◆ **WHAT THE EXERCISE ASKS**:
Without the pictures, print each of the records below exactly as it appears.
____ ENTRIES PROVIDED
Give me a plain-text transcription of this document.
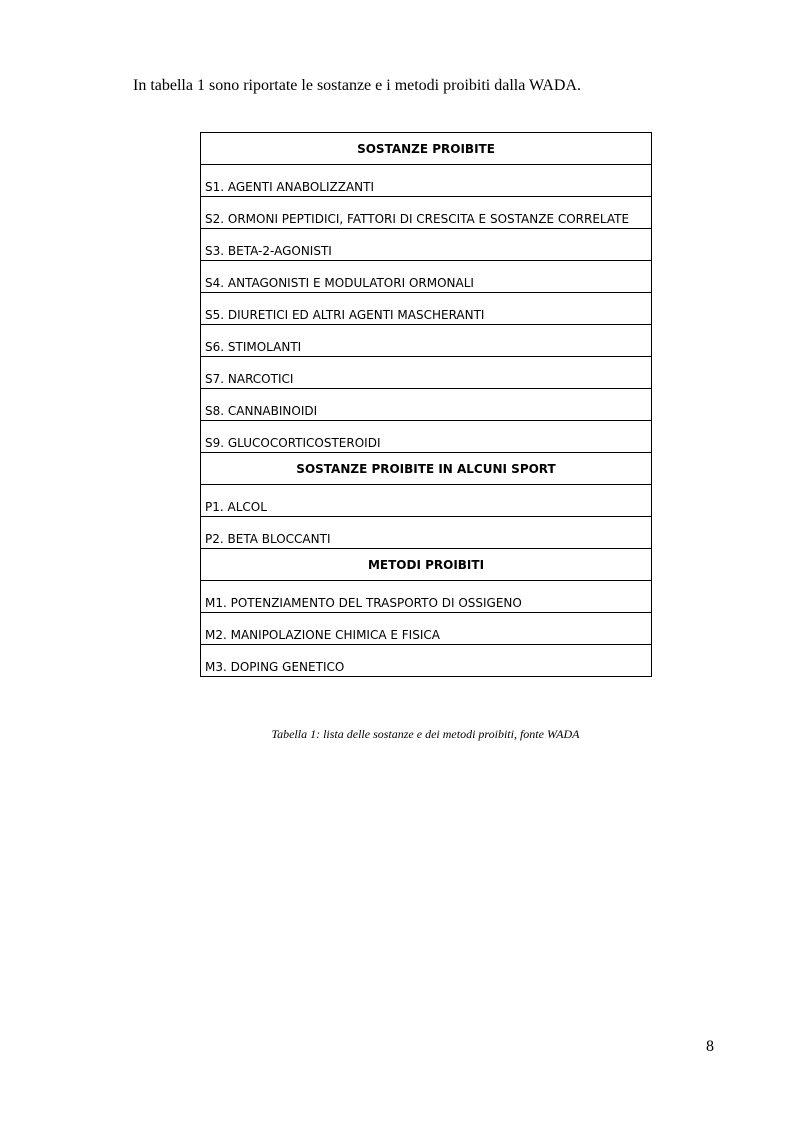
In tabella 1 sono riportate le sostanze e i metodi proibiti dalla WADA.
SOSTANZE PROIBITE
S1. AGENTI ANABOLIZZANTI
S2. ORMONI PEPTIDICI, FATTORI DI CRESCITA E SOSTANZE CORRELATE
S3. BETA-2-AGONISTI
S4. ANTAGONISTI E MODULATORI ORMONALI
S5. DIURETICI ED ALTRI AGENTI MASCHERANTI
S6. STIMOLANTI
S7. NARCOTICI
S8. CANNABINOIDI
S9. GLUCOCORTICOSTEROIDI
SOSTANZE PROIBITE IN ALCUNI SPORT
P1. ALCOL
P2. BETA BLOCCANTI
METODI PROIBITI
M1. POTENZIAMENTO DEL TRASPORTO DI OSSIGENO
M2. MANIPOLAZIONE CHIMICA E FISICA
M3. DOPING GENETICO
Tabella 1: lista delle sostanze e dei metodi proibiti, fonte WADA
8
________
◆ **TASK RESPONSE**:
Give me a plain-text transcription of this document.
In tabella 1 sono riportate le sostanze e i metodi proibiti dalla WADA.
SOSTANZE PROIBITE
S1. AGENTI ANABOLIZZANTI
S2. ORMONI PEPTIDICI, FATTORI DI CRESCITA E SOSTANZE CORRELATE
S3. BETA-2-AGONISTI
S4. ANTAGONISTI E MODULATORI ORMONALI
S5. DIURETICI ED ALTRI AGENTI MASCHERANTI
S6. STIMOLANTI
S7. NARCOTICI
S8. CANNABINOIDI
S9. GLUCOCORTICOSTEROIDI
SOSTANZE PROIBITE IN ALCUNI SPORT
P1. ALCOL
P2. BETA BLOCCANTI
METODI PROIBITI
M1. POTENZIAMENTO DEL TRASPORTO DI OSSIGENO
M2. MANIPOLAZIONE CHIMICA E FISICA
M3. DOPING GENETICO
Tabella 1: lista delle sostanze e dei metodi proibiti, fonte WADA
8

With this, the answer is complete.